- [Your goal] Extract the full listing below without altering a single character.

- [Listed entries]
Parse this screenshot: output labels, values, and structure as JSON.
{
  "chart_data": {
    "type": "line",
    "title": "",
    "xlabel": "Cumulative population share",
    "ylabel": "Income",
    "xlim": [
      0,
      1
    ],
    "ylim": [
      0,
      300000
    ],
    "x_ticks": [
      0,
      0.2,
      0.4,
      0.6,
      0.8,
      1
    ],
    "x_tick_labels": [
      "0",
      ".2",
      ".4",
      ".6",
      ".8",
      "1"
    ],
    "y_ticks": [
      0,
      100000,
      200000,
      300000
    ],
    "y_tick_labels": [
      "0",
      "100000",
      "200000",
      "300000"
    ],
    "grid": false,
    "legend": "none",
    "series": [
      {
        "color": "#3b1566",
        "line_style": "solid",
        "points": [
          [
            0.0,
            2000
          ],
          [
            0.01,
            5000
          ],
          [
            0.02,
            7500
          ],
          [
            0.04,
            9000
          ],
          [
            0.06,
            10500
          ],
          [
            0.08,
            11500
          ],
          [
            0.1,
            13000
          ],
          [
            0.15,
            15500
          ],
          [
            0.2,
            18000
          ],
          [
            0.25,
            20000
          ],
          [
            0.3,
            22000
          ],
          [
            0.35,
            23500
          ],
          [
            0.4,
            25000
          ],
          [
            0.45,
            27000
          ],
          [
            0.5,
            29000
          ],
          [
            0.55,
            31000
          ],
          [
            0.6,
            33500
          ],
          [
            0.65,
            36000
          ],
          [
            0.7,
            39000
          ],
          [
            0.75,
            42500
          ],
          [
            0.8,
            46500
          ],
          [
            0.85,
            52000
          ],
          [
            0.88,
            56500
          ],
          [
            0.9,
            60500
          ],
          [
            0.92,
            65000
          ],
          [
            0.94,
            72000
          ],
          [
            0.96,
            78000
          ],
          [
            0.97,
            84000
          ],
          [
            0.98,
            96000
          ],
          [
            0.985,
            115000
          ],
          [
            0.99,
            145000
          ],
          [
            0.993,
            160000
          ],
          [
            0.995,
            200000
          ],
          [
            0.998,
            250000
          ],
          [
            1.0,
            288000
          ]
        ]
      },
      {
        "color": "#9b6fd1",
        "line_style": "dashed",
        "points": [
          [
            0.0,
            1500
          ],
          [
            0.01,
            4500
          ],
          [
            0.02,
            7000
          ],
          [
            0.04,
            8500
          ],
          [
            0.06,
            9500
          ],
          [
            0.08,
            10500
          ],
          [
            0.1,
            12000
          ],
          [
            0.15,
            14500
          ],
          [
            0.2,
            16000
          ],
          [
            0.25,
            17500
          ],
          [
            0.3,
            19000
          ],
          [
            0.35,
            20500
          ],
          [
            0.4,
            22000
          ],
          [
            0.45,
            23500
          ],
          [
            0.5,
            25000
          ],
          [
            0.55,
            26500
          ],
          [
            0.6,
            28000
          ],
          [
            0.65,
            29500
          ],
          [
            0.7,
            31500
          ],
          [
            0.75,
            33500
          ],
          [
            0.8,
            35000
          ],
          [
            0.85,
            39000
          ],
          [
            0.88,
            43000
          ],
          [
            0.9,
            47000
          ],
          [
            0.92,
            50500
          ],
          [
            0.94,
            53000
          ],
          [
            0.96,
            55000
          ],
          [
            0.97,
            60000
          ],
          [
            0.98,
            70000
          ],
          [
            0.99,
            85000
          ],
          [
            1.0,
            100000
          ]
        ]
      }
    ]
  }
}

- [Result for this exercise]
Parse this screenshot: output labels, values, and structure as JSON.
{
  "chart_data": {
    "type": "line",
    "title": "",
    "xlabel": "Cumulative population share",
    "ylabel": "Income",
    "xlim": [
      0,
      1
    ],
    "ylim": [
      0,
      300000
    ],
    "x_ticks": [
      0,
      0.2,
      0.4,
      0.6,
      0.8,
      1
    ],
    "x_tick_labels": [
      "0",
      ".2",
      ".4",
      ".6",
      ".8",
      "1"
    ],
    "y_ticks": [
      0,
      100000,
      200000,
      300000
    ],
    "y_tick_labels": [
      "0",
      "100000",
      "200000",
      "300000"
    ],
    "grid": false,
    "legend": "none",
    "series": [
      {
        "color": "#3b1566",
        "line_style": "solid",
        "points": [
          [
            0.0,
            2000
          ],
          [
            0.01,
            5000
          ],
          [
            0.02,
            7500
          ],
          [
            0.04,
            9000
          ],
          [
            0.06,
            10500
          ],
          [
            0.08,
            11500
          ],
          [
            0.1,
            13000
          ],
          [
            0.15,
            15500
          ],
          [
            0.2,
            18000
          ],
          [
            0.25,
            20000
          ],
          [
            0.3,
            22000
          ],
          [
            0.35,
            23500
          ],
          [
            0.4,
            25000
          ],
          [
            0.45,
            27000
          ],
          [
            0.5,
            29000
          ],
          [
            0.55,
            31000
          ],
          [
            0.6,
            33500
          ],
          [
            0.65,
            36000
          ],
          [
            0.7,
            39000
          ],
          [
            0.75,
            42500
          ],
          [
            0.8,
            46500
          ],
          [
            0.85,
            52000
          ],
          [
            0.88,
            56500
          ],
          [
            0.9,
            60500
          ],
          [
            0.92,
            65000
          ],
          [
            0.94,
            72000
          ],
          [
            0.96,
            78000
          ],
          [
            0.97,
            84000
          ],
          [
            0.98,
            96000
          ],
          [
            0.985,
            115000
          ],
          [
            0.99,
            145000
          ],
          [
            0.993,
            160000
          ],
          [
            0.995,
            200000
          ],
          [
            0.998,
            250000
          ],
          [
            1.0,
            288000
          ]
        ]
      },
      {
        "color": "#9b6fd1",
        "line_style": "dashed",
        "points": [
          [
            0.0,
            1500
          ],
          [
            0.01,
            4500
          ],
          [
            0.02,
            7000
          ],
          [
            0.04,
            8500
          ],
          [
            0.06,
            9500
          ],
          [
            0.08,
            10500
          ],
          [
            0.1,
            12000
          ],
          [
            0.15,
            14500
          ],
          [
            0.2,
            16000
          ],
          [
            0.25,
            17500
          ],
          [
            0.3,
            19000
          ],
          [
            0.35,
            20500
          ],
          [
            0.4,
            22000
          ],
          [
            0.45,
            23500
          ],
          [
            0.5,
            25000
          ],
          [
            0.55,
            26500
          ],
          [
            0.6,
            28000
          ],
          [
            0.65,
            29500
          ],
          [
            0.7,
            31500
          ],
          [
            0.75,
            33500
          ],
          [
            0.8,
            35000
          ],
          [
            0.85,
            39000
          ],
          [
            0.88,
            43000
          ],
          [
            0.9,
            47000
          ],
          [
            0.92,
            50500
          ],
          [
            0.94,
            53000
          ],
          [
            0.96,
            55000
          ],
          [
            0.97,
            60000
          ],
          [
            0.98,
            70000
          ],
          [
            0.99,
            85000
          ],
          [
            1.0,
            100000
          ]
        ]
      }
    ]
  }
}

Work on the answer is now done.